# STORED ROWS
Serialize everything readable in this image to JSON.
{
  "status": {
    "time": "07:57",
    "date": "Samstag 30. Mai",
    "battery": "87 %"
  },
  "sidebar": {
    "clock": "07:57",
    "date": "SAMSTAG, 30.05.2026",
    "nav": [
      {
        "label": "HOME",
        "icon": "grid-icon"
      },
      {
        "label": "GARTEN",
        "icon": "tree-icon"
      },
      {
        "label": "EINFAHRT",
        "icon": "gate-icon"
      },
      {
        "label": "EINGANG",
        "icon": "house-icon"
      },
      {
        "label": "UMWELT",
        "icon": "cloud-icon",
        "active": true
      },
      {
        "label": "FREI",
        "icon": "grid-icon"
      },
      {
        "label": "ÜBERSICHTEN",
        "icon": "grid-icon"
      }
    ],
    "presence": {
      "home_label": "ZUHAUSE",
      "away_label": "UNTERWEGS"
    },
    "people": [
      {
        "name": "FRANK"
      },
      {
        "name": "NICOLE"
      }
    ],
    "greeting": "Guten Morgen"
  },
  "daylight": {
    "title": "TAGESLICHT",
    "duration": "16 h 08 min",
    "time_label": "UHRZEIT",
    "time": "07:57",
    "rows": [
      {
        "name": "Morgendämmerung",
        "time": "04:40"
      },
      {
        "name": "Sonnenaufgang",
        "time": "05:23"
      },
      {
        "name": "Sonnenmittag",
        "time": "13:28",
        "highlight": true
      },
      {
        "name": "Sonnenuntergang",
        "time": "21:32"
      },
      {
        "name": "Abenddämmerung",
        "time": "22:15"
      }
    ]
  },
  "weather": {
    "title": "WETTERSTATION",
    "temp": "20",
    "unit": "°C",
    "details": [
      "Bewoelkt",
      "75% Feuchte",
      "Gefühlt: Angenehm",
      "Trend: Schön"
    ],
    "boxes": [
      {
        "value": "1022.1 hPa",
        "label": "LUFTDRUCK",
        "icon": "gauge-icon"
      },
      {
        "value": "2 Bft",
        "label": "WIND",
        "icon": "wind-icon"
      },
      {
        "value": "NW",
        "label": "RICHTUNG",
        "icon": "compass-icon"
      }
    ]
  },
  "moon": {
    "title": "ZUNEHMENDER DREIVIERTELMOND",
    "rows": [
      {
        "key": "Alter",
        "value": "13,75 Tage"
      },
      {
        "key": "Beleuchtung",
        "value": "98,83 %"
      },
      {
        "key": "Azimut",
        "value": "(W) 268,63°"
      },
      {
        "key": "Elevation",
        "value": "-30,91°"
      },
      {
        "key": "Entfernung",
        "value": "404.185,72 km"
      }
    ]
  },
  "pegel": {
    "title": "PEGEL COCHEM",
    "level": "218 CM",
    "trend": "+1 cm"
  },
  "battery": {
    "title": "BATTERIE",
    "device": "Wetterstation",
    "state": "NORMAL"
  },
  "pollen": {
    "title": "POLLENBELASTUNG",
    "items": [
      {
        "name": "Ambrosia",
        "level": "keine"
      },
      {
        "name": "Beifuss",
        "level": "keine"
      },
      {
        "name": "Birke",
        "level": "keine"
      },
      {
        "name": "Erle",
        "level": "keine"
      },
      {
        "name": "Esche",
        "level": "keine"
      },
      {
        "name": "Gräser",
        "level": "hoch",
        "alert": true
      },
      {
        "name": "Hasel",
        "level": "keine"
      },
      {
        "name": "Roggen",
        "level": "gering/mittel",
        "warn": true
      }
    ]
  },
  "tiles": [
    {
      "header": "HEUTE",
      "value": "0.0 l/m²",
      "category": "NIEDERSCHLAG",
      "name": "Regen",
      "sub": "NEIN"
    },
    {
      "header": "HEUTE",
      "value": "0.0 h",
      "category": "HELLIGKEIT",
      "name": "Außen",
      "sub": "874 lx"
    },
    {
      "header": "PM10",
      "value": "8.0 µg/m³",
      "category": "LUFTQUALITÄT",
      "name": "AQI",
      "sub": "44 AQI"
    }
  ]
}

# WHAT IS NEEDED
Retype all the records, matching them exactly.

# WRITTEN SOLUTION
Serialize everything readable in this image to JSON.
{
  "status": {
    "time": "07:57",
    "date": "Samstag 30. Mai",
    "battery": "87 %"
  },
  "sidebar": {
    "clock": "07:57",
    "date": "SAMSTAG, 30.05.2026",
    "nav": [
      {
        "label": "HOME",
        "icon": "grid-icon"
      },
      {
        "label": "GARTEN",
        "icon": "tree-icon"
      },
      {
        "label": "EINFAHRT",
        "icon": "gate-icon"
      },
      {
        "label": "EINGANG",
        "icon": "house-icon"
      },
      {
        "label": "UMWELT",
        "icon": "cloud-icon",
        "active": true
      },
      {
        "label": "FREI",
        "icon": "grid-icon"
      },
      {
        "label": "ÜBERSICHTEN",
        "icon": "grid-icon"
      }
    ],
    "presence": {
      "home_label": "ZUHAUSE",
      "away_label": "UNTERWEGS"
    },
    "people": [
      {
        "name": "FRANK"
      },
      {
        "name": "NICOLE"
      }
    ],
    "greeting": "Guten Morgen"
  },
  "daylight": {
    "title": "TAGESLICHT",
    "duration": "16 h 08 min",
    "time_label": "UHRZEIT",
    "time": "07:57",
    "rows": [
      {
        "name": "Morgendämmerung",
        "time": "04:40"
      },
      {
        "name": "Sonnenaufgang",
        "time": "05:23"
      },
      {
        "name": "Sonnenmittag",
        "time": "13:28",
        "highlight": true
      },
      {
        "name": "Sonnenuntergang",
        "time": "21:32"
      },
      {
        "name": "Abenddämmerung",
        "time": "22:15"
      }
    ]
  },
  "weather": {
    "title": "WETTERSTATION",
    "temp": "20",
    "unit": "°C",
    "details": [
      "Bewoelkt",
      "75% Feuchte",
      "Gefühlt: Angenehm",
      "Trend: Schön"
    ],
    "boxes": [
      {
        "value": "1022.1 hPa",
        "label": "LUFTDRUCK",
        "icon": "gauge-icon"
      },
      {
        "value": "2 Bft",
        "label": "WIND",
        "icon": "wind-icon"
      },
      {
        "value": "NW",
        "label": "RICHTUNG",
        "icon": "compass-icon"
      }
    ]
  },
  "moon": {
    "title": "ZUNEHMENDER DREIVIERTELMOND",
    "rows": [
      {
        "key": "Alter",
        "value": "13,75 Tage"
      },
      {
        "key": "Beleuchtung",
        "value": "98,83 %"
      },
      {
        "key": "Azimut",
        "value": "(W) 268,63°"
      },
      {
        "key": "Elevation",
        "value": "-30,91°"
      },
      {
        "key": "Entfernung",
        "value": "404.185,72 km"
      }
    ]
  },
  "pegel": {
    "title": "PEGEL COCHEM",
    "level": "218 CM",
    "trend": "+1 cm"
  },
  "battery": {
    "title": "BATTERIE",
    "device": "Wetterstation",
    "state": "NORMAL"
  },
  "pollen": {
    "title": "POLLENBELASTUNG",
    "items": [
      {
        "name": "Ambrosia",
        "level": "keine"
      },
      {
        "name": "Beifuss",
        "level": "keine"
      },
      {
        "name": "Birke",
        "level": "keine"
      },
      {
        "name": "Erle",
        "level": "keine"
      },
      {
        "name": "Esche",
        "level": "keine"
      },
      {
        "name": "Gräser",
        "level": "hoch",
        "alert": true
      },
      {
        "name": "Hasel",
        "level": "keine"
      },
      {
        "name": "Roggen",
        "level": "gering/mittel",
        "warn": true
      }
    ]
  },
  "tiles": [
    {
      "header": "HEUTE",
      "value": "0.0 l/m²",
      "category": "NIEDERSCHLAG",
      "name": "Regen",
      "sub": "NEIN"
    },
    {
      "header": "HEUTE",
      "value": "0.0 h",
      "category": "HELLIGKEIT",
      "name": "Außen",
      "sub": "874 lx"
    },
    {
      "header": "PM10",
      "value": "8.0 µg/m³",
      "category": "LUFTQUALITÄT",
      "name": "AQI",
      "sub": "44 AQI"
    }
  ]
}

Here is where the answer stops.